Input →

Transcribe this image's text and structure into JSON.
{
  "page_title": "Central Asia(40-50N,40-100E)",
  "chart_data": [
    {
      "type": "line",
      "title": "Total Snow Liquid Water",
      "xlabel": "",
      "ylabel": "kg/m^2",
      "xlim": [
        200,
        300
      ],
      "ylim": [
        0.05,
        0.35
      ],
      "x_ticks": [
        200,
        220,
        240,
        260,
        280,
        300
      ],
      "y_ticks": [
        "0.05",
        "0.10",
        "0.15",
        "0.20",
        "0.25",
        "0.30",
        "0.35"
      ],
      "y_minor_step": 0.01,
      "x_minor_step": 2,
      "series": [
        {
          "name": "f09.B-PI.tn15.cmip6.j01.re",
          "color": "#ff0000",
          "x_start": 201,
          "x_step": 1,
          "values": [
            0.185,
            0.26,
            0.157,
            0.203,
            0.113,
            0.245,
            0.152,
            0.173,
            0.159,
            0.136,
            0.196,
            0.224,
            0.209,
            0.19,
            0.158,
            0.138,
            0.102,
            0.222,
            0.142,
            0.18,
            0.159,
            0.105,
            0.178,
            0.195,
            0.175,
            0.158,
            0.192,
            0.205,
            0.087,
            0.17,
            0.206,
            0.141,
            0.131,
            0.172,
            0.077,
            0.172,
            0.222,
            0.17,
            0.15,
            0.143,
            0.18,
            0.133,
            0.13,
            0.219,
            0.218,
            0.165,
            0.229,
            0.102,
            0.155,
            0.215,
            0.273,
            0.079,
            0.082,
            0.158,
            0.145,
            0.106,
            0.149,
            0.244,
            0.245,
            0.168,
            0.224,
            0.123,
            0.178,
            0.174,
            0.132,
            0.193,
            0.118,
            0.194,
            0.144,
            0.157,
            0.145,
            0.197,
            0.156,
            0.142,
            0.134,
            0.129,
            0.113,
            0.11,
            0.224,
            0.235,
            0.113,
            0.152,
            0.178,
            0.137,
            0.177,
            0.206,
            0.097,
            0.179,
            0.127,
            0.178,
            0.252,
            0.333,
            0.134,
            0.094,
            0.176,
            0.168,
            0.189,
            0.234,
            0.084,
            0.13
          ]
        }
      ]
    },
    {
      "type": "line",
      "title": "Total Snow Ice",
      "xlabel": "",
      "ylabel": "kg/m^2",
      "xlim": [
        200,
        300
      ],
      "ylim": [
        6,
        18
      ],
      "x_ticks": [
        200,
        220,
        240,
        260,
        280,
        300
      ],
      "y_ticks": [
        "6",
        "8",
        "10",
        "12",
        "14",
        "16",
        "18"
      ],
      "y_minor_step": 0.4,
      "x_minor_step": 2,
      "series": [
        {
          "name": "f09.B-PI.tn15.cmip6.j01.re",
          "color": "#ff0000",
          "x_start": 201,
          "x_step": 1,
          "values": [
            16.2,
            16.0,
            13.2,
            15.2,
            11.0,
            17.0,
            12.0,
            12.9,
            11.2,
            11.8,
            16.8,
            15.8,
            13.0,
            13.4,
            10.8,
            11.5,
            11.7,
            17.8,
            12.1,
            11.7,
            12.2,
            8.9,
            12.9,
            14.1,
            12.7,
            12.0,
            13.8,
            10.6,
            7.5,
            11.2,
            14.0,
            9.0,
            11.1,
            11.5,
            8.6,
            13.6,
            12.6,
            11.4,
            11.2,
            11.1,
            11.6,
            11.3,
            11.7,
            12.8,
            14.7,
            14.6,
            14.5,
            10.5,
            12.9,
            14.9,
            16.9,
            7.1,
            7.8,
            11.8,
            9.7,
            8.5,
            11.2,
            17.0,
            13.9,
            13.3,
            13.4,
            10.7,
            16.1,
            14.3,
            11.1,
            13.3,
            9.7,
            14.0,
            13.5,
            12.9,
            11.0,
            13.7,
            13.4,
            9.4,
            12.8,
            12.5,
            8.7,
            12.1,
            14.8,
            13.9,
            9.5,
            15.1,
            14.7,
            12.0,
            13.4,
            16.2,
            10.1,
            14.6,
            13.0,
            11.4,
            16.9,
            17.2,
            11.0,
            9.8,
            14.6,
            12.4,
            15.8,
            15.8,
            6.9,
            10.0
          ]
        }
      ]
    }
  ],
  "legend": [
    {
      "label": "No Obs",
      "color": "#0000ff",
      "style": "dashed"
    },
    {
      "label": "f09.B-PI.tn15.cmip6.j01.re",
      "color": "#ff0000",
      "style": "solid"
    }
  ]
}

What you should do → Repeat back the data above, exact to the last character.

Exercise result →
Transcribe this image's text and structure into JSON.
{
  "page_title": "Central Asia(40-50N,40-100E)",
  "chart_data": [
    {
      "type": "line",
      "title": "Total Snow Liquid Water",
      "xlabel": "",
      "ylabel": "kg/m^2",
      "xlim": [
        200,
        300
      ],
      "ylim": [
        0.05,
        0.35
      ],
      "x_ticks": [
        200,
        220,
        240,
        260,
        280,
        300
      ],
      "y_ticks": [
        "0.05",
        "0.10",
        "0.15",
        "0.20",
        "0.25",
        "0.30",
        "0.35"
      ],
      "y_minor_step": 0.01,
      "x_minor_step": 2,
      "series": [
        {
          "name": "f09.B-PI.tn15.cmip6.j01.re",
          "color": "#ff0000",
          "x_start": 201,
          "x_step": 1,
          "values": [
            0.185,
            0.26,
            0.157,
            0.203,
            0.113,
            0.245,
            0.152,
            0.173,
            0.159,
            0.136,
            0.196,
            0.224,
            0.209,
            0.19,
            0.158,
            0.138,
            0.102,
            0.222,
            0.142,
            0.18,
            0.159,
            0.105,
            0.178,
            0.195,
            0.175,
            0.158,
            0.192,
            0.205,
            0.087,
            0.17,
            0.206,
            0.141,
            0.131,
            0.172,
            0.077,
            0.172,
            0.222,
            0.17,
            0.15,
            0.143,
            0.18,
            0.133,
            0.13,
            0.219,
            0.218,
            0.165,
            0.229,
            0.102,
            0.155,
            0.215,
            0.273,
            0.079,
            0.082,
            0.158,
            0.145,
            0.106,
            0.149,
            0.244,
            0.245,
            0.168,
            0.224,
            0.123,
            0.178,
            0.174,
            0.132,
            0.193,
            0.118,
            0.194,
            0.144,
            0.157,
            0.145,
            0.197,
            0.156,
            0.142,
            0.134,
            0.129,
            0.113,
            0.11,
            0.224,
            0.235,
            0.113,
            0.152,
            0.178,
            0.137,
            0.177,
            0.206,
            0.097,
            0.179,
            0.127,
            0.178,
            0.252,
            0.333,
            0.134,
            0.094,
            0.176,
            0.168,
            0.189,
            0.234,
            0.084,
            0.13
          ]
        }
      ]
    },
    {
      "type": "line",
      "title": "Total Snow Ice",
      "xlabel": "",
      "ylabel": "kg/m^2",
      "xlim": [
        200,
        300
      ],
      "ylim": [
        6,
        18
      ],
      "x_ticks": [
        200,
        220,
        240,
        260,
        280,
        300
      ],
      "y_ticks": [
        "6",
        "8",
        "10",
        "12",
        "14",
        "16",
        "18"
      ],
      "y_minor_step": 0.4,
      "x_minor_step": 2,
      "series": [
        {
          "name": "f09.B-PI.tn15.cmip6.j01.re",
          "color": "#ff0000",
          "x_start": 201,
          "x_step": 1,
          "values": [
            16.2,
            16.0,
            13.2,
            15.2,
            11.0,
            17.0,
            12.0,
            12.9,
            11.2,
            11.8,
            16.8,
            15.8,
            13.0,
            13.4,
            10.8,
            11.5,
            11.7,
            17.8,
            12.1,
            11.7,
            12.2,
            8.9,
            12.9,
            14.1,
            12.7,
            12.0,
            13.8,
            10.6,
            7.5,
            11.2,
            14.0,
            9.0,
            11.1,
            11.5,
            8.6,
            13.6,
            12.6,
            11.4,
            11.2,
            11.1,
            11.6,
            11.3,
            11.7,
            12.8,
            14.7,
            14.6,
            14.5,
            10.5,
            12.9,
            14.9,
            16.9,
            7.1,
            7.8,
            11.8,
            9.7,
            8.5,
            11.2,
            17.0,
            13.9,
            13.3,
            13.4,
            10.7,
            16.1,
            14.3,
            11.1,
            13.3,
            9.7,
            14.0,
            13.5,
            12.9,
            11.0,
            13.7,
            13.4,
            9.4,
            12.8,
            12.5,
            8.7,
            12.1,
            14.8,
            13.9,
            9.5,
            15.1,
            14.7,
            12.0,
            13.4,
            16.2,
            10.1,
            14.6,
            13.0,
            11.4,
            16.9,
            17.2,
            11.0,
            9.8,
            14.6,
            12.4,
            15.8,
            15.8,
            6.9,
            10.0
          ]
        }
      ]
    }
  ],
  "legend": [
    {
      "label": "No Obs",
      "color": "#0000ff",
      "style": "dashed"
    },
    {
      "label": "f09.B-PI.tn15.cmip6.j01.re",
      "color": "#ff0000",
      "style": "solid"
    }
  ]
}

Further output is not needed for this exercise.